MATERIAL TO PROCESS:
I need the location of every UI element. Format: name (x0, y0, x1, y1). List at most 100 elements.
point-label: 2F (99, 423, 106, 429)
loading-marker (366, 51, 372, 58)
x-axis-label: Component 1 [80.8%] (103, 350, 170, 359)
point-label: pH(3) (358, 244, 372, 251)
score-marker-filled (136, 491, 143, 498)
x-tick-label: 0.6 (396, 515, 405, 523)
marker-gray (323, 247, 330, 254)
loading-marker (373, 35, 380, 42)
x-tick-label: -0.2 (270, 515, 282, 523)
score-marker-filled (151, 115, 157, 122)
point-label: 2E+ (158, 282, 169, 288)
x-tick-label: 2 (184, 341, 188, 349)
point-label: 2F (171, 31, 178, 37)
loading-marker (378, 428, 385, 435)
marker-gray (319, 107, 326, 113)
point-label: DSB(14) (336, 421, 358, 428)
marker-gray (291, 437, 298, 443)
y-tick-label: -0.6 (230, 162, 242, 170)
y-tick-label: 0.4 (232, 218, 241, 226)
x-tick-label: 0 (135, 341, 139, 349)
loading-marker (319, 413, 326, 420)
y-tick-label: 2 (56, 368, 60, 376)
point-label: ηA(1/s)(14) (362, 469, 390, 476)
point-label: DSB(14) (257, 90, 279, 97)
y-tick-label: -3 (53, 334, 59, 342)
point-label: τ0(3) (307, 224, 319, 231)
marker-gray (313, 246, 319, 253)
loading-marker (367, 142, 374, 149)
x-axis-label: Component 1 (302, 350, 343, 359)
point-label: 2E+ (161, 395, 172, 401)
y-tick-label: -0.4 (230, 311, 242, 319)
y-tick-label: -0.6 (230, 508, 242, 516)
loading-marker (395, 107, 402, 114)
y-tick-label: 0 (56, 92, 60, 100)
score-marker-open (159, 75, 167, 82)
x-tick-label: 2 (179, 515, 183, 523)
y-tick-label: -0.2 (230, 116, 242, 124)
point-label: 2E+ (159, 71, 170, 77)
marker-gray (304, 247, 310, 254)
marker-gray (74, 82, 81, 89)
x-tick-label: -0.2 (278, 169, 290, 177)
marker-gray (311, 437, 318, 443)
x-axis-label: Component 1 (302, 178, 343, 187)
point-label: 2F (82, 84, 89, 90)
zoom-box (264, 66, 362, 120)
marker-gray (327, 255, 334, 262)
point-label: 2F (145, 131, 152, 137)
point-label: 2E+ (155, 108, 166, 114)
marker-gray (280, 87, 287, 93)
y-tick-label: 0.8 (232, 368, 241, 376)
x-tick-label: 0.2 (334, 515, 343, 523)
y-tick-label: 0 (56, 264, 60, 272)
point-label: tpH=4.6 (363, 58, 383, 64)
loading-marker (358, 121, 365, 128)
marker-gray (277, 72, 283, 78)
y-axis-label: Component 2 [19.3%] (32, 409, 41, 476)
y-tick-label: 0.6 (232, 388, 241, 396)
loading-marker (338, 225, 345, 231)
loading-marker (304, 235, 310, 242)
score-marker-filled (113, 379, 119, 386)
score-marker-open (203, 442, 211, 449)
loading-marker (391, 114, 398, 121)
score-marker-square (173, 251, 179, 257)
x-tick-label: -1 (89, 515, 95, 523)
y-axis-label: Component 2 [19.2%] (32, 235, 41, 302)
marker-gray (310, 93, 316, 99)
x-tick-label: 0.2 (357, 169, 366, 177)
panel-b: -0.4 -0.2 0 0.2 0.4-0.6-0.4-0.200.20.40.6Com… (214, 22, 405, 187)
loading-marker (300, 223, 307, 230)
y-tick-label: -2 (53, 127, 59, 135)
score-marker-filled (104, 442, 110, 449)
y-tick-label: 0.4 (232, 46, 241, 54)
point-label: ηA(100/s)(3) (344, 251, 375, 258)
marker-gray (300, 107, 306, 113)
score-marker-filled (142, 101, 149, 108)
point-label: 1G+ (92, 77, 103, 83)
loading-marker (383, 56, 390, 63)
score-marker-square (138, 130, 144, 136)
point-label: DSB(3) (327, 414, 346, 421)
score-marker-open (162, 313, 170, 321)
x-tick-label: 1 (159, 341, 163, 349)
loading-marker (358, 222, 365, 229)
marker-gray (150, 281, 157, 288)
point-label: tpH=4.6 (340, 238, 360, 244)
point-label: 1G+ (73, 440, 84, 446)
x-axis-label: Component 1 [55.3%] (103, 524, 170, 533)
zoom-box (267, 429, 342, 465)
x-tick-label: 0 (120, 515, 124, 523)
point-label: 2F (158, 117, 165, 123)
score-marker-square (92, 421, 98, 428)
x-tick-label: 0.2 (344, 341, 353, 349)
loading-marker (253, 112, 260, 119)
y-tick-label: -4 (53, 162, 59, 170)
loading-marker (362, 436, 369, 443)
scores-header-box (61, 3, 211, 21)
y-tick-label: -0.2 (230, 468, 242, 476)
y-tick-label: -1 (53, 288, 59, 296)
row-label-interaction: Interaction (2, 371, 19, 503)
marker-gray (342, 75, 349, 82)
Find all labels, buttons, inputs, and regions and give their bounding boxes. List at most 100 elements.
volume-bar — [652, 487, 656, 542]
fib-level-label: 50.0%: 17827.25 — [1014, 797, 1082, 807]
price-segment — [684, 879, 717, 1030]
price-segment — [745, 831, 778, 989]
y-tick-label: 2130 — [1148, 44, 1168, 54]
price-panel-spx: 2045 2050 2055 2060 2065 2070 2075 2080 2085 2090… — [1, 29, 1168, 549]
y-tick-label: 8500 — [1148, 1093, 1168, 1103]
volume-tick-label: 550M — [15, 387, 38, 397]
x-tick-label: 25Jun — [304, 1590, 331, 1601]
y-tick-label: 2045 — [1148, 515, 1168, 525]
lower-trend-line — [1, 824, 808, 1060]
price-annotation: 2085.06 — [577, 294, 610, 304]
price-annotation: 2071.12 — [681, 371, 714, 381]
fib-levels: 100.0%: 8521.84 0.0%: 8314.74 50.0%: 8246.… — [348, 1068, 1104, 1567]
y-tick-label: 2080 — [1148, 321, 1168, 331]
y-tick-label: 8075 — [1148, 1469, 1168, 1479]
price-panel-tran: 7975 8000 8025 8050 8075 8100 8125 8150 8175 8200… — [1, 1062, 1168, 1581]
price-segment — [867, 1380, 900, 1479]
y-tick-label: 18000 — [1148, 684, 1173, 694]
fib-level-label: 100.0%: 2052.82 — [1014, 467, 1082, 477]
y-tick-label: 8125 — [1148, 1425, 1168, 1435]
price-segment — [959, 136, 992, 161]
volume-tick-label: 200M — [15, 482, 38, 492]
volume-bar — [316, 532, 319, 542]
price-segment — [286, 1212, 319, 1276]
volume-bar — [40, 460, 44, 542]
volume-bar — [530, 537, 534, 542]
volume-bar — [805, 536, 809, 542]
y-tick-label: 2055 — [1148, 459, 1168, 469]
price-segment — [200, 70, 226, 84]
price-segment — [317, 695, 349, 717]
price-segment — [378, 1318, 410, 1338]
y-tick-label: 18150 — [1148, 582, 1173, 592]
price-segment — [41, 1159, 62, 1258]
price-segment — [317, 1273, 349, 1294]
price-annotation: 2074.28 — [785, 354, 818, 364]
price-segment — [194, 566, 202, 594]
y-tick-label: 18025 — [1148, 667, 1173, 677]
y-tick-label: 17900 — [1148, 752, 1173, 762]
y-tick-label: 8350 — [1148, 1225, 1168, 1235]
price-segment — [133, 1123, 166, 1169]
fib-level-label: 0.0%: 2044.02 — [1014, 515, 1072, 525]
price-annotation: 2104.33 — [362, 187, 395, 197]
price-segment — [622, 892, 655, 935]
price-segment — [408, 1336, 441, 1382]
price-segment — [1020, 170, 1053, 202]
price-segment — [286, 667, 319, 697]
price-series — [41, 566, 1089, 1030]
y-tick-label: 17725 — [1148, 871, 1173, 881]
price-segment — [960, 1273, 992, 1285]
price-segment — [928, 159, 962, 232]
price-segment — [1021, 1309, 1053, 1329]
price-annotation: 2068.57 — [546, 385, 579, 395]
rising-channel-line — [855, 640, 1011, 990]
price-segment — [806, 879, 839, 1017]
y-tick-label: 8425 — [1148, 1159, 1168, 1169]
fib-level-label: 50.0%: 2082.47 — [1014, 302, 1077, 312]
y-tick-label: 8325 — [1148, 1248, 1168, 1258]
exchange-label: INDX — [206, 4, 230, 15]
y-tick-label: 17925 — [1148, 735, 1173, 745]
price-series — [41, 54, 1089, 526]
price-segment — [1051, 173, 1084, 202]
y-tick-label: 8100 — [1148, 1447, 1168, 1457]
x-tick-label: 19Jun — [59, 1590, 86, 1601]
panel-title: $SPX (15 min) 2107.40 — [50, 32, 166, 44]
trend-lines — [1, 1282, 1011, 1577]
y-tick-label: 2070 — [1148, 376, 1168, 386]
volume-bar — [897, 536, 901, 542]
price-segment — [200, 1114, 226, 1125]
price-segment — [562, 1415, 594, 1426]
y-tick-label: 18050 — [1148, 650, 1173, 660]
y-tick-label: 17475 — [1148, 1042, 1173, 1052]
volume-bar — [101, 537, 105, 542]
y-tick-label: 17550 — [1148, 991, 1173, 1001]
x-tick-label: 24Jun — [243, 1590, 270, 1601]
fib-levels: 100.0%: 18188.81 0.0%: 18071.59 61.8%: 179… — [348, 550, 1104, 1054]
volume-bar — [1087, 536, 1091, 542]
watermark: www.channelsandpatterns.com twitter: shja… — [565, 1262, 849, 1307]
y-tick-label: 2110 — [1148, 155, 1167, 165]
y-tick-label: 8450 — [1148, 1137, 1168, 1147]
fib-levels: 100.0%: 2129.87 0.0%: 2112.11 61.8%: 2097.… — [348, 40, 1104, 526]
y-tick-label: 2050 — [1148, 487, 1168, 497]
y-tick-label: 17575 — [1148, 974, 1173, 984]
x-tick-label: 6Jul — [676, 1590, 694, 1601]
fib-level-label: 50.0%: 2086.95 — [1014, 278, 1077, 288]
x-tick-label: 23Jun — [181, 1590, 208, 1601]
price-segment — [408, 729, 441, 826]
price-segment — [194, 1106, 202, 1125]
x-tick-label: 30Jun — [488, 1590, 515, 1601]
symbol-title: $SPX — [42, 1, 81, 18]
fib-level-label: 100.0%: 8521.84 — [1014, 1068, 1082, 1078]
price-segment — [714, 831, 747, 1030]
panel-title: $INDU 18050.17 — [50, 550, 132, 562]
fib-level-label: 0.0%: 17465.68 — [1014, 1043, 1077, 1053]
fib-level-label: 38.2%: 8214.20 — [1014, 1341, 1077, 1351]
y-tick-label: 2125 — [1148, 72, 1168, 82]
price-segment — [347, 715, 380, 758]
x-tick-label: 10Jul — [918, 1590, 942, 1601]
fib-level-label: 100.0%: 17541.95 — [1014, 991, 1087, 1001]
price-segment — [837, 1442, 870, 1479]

PROBLEM: Convert the lines from the first one through the line containing "marker-gray (74, 82, 81, 89)" into a Markdown table with the columns No. and Line, numbering each row and leaving out blank lines.

CORRECT RESPONSE:
| No. | Line |
|---|---|
| 1 | I need the location of every UI element. Format: name (x0, y0, x1, y1). List at most 100 elements. |
| 2 | point-label: 2F (99, 423, 106, 429) |
| 3 | loading-marker (366, 51, 372, 58) |
| 4 | x-axis-label: Component 1 [80.8%] (103, 350, 170, 359) |
| 5 | point-label: pH(3) (358, 244, 372, 251) |
| 6 | score-marker-filled (136, 491, 143, 498) |
| 7 | x-tick-label: 0.6 (396, 515, 405, 523) |
| 8 | marker-gray (323, 247, 330, 254) |
| 9 | loading-marker (373, 35, 380, 42) |
| 10 | x-tick-label: -0.2 (270, 515, 282, 523) |
| 11 | score-marker-filled (151, 115, 157, 122) |
| 12 | point-label: 2E+ (158, 282, 169, 288) |
| 13 | x-tick-label: 2 (184, 341, 188, 349) |
| 14 | point-label: 2F (171, 31, 178, 37) |
| 15 | loading-marker (378, 428, 385, 435) |
| 16 | marker-gray (319, 107, 326, 113) |
| 17 | point-label: DSB(14) (336, 421, 358, 428) |
| 18 | marker-gray (291, 437, 298, 443) |
| 19 | y-tick-label: -0.6 (230, 162, 242, 170) |
| 20 | y-tick-label: 0.4 (232, 218, 241, 226) |
| 21 | x-tick-label: 0 (135, 341, 139, 349) |
| 22 | loading-marker (319, 413, 326, 420) |
| 23 | y-tick-label: 2 (56, 368, 60, 376) |
| 24 | point-label: ηA(1/s)(14) (362, 469, 390, 476) |
| 25 | point-label: DSB(14) (257, 90, 279, 97) |
| 26 | y-tick-label: -3 (53, 334, 59, 342) |
| 27 | point-label: τ0(3) (307, 224, 319, 231) |
| 28 | marker-gray (313, 246, 319, 253) |
| 29 | loading-marker (367, 142, 374, 149) |
| 30 | x-axis-label: Component 1 (302, 350, 343, 359) |
| 31 | point-label: 2E+ (161, 395, 172, 401) |
| 32 | y-tick-label: -0.4 (230, 311, 242, 319) |
| 33 | y-tick-label: -0.6 (230, 508, 242, 516) |
| 34 | loading-marker (395, 107, 402, 114) |
| 35 | y-tick-label: 0 (56, 92, 60, 100) |
| 36 | score-marker-open (159, 75, 167, 82) |
| 37 | x-tick-label: 2 (179, 515, 183, 523) |
| 38 | y-tick-label: -0.2 (230, 116, 242, 124) |
| 39 | point-label: 2E+ (159, 71, 170, 77) |
| 40 | marker-gray (304, 247, 310, 254) |
| 41 | marker-gray (74, 82, 81, 89) |